### EXERCISE INSTRUCTIONS
All entries must be repeated exactly; do not include the pictures.

### Collection entries
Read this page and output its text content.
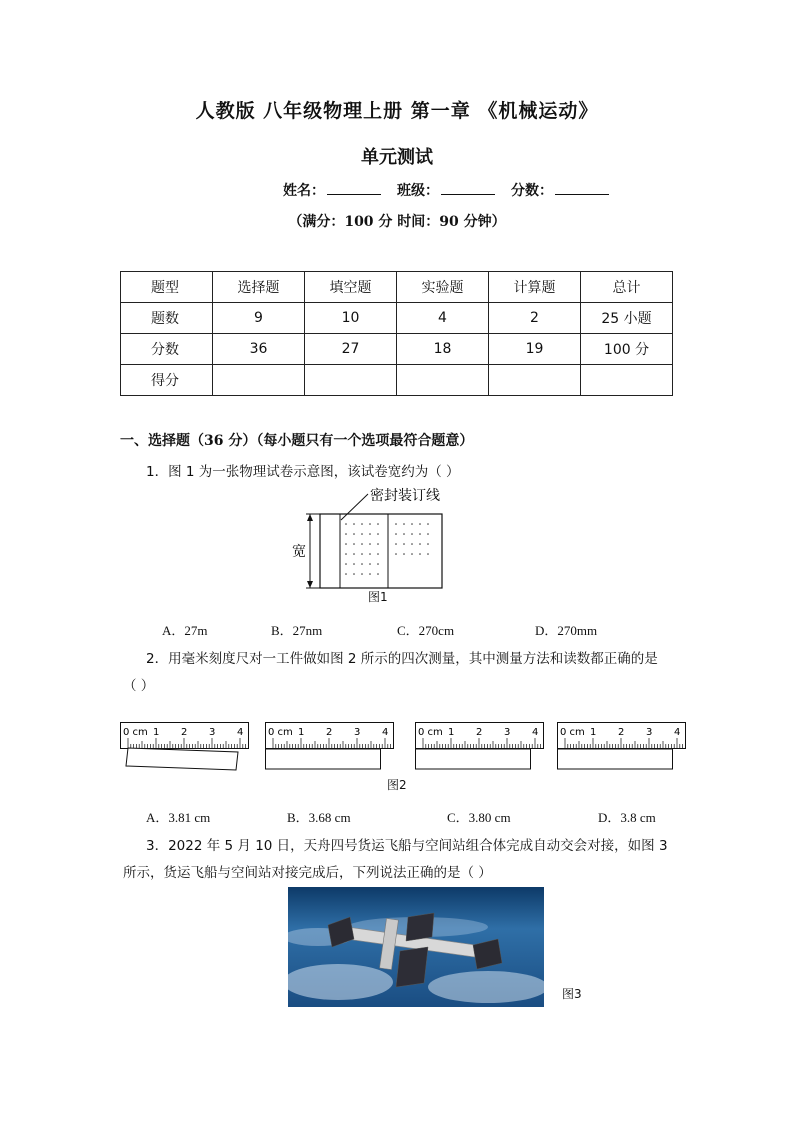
人教版 八年级物理上册 第一章 《机械运动》
单元测试
姓名：	班级：	分数：
（满分：100 分 时间：90 分钟）
题型	选择题	填空题	实验题	计算题	总计
题数	9	10	4	2	25 小题
分数	36	27	18	19	100 分
得分					
一、选择题（36 分）（每小题只有一个选项最符合题意）
1．图 1 为一张物理试卷示意图，该试卷宽约为（ ）
密封装订线
宽
图1
A．27m	B．27nm	C．270cm	D．270mm
2．用毫米刻度尺对一工件做如图 2 所示的四次测量，其中测量方法和读数都正确的是
（ ）
0 cm 1 2 3 4 0 cm 1 2 3 4	0 cm 1 2 3 4 0 cm 1 2 3 4
图2
A．3.81 cm	B．3.68 cm	C．3.80 cm	D．3.8 cm
3．2022 年 5 月 10 日，天舟四号货运飞船与空间站组合体完成自动交会对接，如图 3
所示，货运飞船与空间站对接完成后，下列说法正确的是（ ）
图3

### EXERCISE RESPONSE
Read this page and output its text content.
人教版 八年级物理上册 第一章 《机械运动》
单元测试
姓名：	班级：	分数：
（满分：100 分 时间：90 分钟）
题型	选择题	填空题	实验题	计算题	总计
题数	9	10	4	2	25 小题
分数	36	27	18	19	100 分
得分					
一、选择题（36 分）（每小题只有一个选项最符合题意）
1．图 1 为一张物理试卷示意图，该试卷宽约为（ ）
密封装订线
宽
图1
A．27m	B．27nm	C．270cm	D．270mm
2．用毫米刻度尺对一工件做如图 2 所示的四次测量，其中测量方法和读数都正确的是
（ ）
0 cm 1 2 3 4 0 cm 1 2 3 4	0 cm 1 2 3 4 0 cm 1 2 3 4
图2
A．3.81 cm	B．3.68 cm	C．3.80 cm	D．3.8 cm
3．2022 年 5 月 10 日，天舟四号货运飞船与空间站组合体完成自动交会对接，如图 3
所示，货运飞船与空间站对接完成后，下列说法正确的是（ ）
图3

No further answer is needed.